From the entries below, extract every line that includes the word "доставку".

#### Material shown

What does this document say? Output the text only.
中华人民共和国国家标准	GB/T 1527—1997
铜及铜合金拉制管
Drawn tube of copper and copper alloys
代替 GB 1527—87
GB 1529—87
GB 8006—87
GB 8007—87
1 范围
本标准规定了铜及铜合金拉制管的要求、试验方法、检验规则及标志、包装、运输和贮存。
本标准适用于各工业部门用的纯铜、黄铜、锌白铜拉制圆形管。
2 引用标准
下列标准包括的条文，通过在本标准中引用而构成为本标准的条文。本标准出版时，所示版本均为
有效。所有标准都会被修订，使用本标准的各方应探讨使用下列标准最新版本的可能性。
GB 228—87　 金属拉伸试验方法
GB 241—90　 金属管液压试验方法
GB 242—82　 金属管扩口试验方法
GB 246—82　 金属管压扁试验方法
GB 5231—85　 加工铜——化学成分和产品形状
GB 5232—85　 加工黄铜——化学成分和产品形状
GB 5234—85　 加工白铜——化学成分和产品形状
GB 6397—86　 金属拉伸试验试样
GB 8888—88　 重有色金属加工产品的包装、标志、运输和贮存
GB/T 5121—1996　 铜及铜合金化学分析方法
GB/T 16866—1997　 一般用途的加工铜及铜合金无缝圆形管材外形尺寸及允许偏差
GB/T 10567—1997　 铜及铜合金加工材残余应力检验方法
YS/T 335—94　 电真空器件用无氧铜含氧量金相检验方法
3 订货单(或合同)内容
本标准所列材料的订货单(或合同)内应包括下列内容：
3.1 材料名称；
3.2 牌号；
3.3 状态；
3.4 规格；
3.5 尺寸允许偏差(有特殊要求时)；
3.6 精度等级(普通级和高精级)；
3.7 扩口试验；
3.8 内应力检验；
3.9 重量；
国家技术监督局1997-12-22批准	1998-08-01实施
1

########
#### Material shown

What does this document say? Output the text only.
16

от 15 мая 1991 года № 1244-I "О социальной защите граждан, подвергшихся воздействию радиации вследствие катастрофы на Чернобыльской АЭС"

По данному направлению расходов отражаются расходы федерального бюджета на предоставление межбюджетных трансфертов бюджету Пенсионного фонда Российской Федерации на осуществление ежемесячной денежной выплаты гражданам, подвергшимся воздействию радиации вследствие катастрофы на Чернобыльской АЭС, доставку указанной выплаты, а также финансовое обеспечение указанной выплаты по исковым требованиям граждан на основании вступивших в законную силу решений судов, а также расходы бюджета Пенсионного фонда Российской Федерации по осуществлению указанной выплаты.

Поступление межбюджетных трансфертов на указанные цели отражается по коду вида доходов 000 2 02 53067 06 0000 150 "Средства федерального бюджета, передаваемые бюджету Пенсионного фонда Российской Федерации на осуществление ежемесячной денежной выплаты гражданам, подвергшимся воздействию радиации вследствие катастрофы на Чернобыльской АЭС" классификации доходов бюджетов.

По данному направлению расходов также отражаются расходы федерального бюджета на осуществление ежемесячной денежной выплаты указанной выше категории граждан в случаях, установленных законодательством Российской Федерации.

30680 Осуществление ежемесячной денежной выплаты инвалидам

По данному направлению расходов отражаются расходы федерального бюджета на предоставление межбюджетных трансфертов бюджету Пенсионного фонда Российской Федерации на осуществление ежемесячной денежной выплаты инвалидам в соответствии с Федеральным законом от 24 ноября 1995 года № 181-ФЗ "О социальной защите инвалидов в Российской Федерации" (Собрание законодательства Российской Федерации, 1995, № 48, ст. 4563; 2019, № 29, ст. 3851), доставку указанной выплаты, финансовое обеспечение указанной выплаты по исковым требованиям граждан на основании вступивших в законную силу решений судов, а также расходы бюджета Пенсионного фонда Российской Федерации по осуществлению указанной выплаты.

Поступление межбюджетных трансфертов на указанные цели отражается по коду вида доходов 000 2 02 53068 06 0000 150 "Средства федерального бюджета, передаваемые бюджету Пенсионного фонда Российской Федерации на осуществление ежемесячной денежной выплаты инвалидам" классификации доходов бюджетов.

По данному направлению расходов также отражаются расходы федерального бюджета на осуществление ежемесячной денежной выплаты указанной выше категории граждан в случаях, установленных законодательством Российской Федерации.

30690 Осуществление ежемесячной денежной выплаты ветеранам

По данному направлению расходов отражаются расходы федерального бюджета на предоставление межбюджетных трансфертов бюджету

########
#### Material shown

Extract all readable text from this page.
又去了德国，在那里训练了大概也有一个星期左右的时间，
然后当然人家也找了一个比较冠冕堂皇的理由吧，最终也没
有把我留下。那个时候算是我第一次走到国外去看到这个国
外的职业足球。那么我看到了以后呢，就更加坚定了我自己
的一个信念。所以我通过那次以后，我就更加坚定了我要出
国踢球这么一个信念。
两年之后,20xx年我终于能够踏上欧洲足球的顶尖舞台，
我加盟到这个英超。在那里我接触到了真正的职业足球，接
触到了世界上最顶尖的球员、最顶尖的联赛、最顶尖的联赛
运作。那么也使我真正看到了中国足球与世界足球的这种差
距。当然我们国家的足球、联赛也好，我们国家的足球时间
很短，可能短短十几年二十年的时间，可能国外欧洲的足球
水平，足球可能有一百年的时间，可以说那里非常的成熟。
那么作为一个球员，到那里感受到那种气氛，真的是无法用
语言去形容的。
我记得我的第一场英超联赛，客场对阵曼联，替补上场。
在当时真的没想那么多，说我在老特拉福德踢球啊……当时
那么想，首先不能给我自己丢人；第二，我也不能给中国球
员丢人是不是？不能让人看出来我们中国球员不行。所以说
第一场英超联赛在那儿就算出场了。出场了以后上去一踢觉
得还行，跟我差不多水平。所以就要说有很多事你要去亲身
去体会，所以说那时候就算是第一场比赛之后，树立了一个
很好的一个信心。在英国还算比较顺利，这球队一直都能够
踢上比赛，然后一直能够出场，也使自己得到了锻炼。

########

* [The reply]:
По данному направлению расходов отражаются расходы федерального бюджета на предоставление межбюджетных трансфертов бюджету Пенсионного фонда Российской Федерации на осуществление ежемесячной денежной выплаты гражданам, подвергшимся воздействию радиации вследствие катастрофы на Чернобыльской АЭС, доставку указанной выплаты, а также финансовое обеспечение указанной выплаты по исковым требованиям граждан на основании вступивших в законную силу решений судов, а также расходы бюджета Пенсионного фонда Российской Федерации по осуществлению указанной выплаты.
По данному направлению расходов отражаются расходы федерального бюджета на предоставление межбюджетных трансфертов бюджету Пенсионного фонда Российской Федерации на осуществление ежемесячной денежной выплаты инвалидам в соответствии с Федеральным законом от 24 ноября 1995 года № 181-ФЗ "О социальной защите инвалидов в Российской Федерации" (Собрание законодательства Российской Федерации, 1995, № 48, ст. 4563; 2019, № 29, ст. 3851), доставку указанной выплаты, финансовое обеспечение указанной выплаты по исковым требованиям граждан на основании вступивших в законную силу решений судов, а также расходы бюджета Пенсионного фонда Российской Федерации по осуществлению указанной выплаты.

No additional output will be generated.